Dataset listings of figures:
════════════════════

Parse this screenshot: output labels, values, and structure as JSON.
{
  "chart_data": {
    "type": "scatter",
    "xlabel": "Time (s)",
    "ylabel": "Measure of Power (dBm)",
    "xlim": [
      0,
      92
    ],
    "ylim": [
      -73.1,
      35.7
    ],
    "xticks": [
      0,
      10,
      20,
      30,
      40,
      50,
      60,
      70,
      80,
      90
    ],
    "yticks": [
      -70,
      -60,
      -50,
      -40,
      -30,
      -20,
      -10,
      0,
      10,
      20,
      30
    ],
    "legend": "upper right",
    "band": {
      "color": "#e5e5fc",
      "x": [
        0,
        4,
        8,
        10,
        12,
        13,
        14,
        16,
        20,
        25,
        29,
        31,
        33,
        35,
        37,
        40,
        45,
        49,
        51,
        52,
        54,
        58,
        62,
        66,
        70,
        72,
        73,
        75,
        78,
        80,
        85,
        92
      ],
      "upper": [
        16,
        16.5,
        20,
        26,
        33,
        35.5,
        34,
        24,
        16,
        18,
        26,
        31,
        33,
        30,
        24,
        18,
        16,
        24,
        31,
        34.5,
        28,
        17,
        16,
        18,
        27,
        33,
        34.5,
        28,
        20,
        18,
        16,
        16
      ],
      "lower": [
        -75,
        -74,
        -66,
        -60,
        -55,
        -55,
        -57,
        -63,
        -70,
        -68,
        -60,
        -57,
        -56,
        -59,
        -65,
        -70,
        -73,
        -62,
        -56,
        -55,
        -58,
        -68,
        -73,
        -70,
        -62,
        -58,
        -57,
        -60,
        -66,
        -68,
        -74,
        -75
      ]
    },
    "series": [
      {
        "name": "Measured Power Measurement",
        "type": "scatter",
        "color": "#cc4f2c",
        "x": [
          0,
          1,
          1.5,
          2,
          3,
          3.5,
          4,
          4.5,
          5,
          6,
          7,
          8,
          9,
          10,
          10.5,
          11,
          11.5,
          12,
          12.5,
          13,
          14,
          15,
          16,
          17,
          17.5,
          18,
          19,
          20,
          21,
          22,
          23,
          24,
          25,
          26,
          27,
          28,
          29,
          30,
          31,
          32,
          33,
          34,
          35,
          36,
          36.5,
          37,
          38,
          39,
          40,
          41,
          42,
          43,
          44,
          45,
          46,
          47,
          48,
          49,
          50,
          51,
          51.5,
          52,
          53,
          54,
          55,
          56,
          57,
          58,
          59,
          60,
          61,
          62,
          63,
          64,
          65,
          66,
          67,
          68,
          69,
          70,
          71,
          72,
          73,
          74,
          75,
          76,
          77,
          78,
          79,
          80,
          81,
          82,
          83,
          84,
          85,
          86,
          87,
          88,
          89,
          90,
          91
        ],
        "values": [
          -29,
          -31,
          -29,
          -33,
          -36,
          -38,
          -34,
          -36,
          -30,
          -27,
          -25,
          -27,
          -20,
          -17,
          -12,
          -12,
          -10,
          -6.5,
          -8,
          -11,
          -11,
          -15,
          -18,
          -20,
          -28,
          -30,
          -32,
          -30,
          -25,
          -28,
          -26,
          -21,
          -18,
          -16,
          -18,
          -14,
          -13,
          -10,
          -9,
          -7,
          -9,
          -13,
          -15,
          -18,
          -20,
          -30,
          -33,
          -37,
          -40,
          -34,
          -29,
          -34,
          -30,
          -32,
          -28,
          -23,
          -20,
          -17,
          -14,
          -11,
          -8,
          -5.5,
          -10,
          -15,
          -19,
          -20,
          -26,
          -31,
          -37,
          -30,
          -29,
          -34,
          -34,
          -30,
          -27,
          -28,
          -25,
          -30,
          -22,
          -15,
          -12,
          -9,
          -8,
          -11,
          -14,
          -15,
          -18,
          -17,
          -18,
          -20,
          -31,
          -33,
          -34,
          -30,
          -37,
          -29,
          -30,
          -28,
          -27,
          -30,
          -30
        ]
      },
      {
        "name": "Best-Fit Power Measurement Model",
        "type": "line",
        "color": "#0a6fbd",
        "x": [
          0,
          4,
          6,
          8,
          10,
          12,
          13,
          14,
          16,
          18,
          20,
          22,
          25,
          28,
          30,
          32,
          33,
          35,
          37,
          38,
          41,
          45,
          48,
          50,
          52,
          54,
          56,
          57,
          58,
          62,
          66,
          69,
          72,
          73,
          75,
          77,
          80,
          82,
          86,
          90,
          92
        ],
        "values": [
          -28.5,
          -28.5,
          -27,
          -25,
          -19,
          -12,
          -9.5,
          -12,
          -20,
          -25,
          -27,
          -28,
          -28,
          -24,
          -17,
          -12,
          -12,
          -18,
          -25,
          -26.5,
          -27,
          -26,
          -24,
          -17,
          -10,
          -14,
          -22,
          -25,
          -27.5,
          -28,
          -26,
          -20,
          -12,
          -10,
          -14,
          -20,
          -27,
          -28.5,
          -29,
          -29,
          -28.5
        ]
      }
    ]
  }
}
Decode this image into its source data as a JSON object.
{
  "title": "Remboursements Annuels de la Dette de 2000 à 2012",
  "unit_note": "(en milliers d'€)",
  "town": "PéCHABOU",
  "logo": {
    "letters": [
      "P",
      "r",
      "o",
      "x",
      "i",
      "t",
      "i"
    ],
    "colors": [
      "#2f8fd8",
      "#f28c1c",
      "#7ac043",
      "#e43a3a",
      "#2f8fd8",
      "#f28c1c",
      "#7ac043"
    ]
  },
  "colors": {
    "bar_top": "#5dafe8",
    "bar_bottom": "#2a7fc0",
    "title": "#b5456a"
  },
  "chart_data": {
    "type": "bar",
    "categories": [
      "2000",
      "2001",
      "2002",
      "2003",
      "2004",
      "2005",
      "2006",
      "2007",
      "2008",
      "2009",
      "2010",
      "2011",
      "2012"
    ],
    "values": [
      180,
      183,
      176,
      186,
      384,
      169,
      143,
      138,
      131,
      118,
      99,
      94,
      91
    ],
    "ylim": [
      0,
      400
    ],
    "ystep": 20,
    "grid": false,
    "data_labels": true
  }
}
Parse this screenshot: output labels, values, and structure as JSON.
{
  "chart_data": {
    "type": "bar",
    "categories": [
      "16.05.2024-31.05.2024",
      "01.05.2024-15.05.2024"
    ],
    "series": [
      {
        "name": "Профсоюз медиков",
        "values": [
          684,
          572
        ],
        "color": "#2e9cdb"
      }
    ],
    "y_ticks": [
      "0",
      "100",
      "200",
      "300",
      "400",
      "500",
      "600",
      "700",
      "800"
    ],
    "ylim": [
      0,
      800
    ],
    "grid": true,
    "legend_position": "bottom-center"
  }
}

════════════════════

**Aim**
From the entries above, copy every line where the word "title" shows up.

**Answer below**
  "title": "Remboursements Annuels de la Dette de 2000 à 2012",
    "title": "#b5456a"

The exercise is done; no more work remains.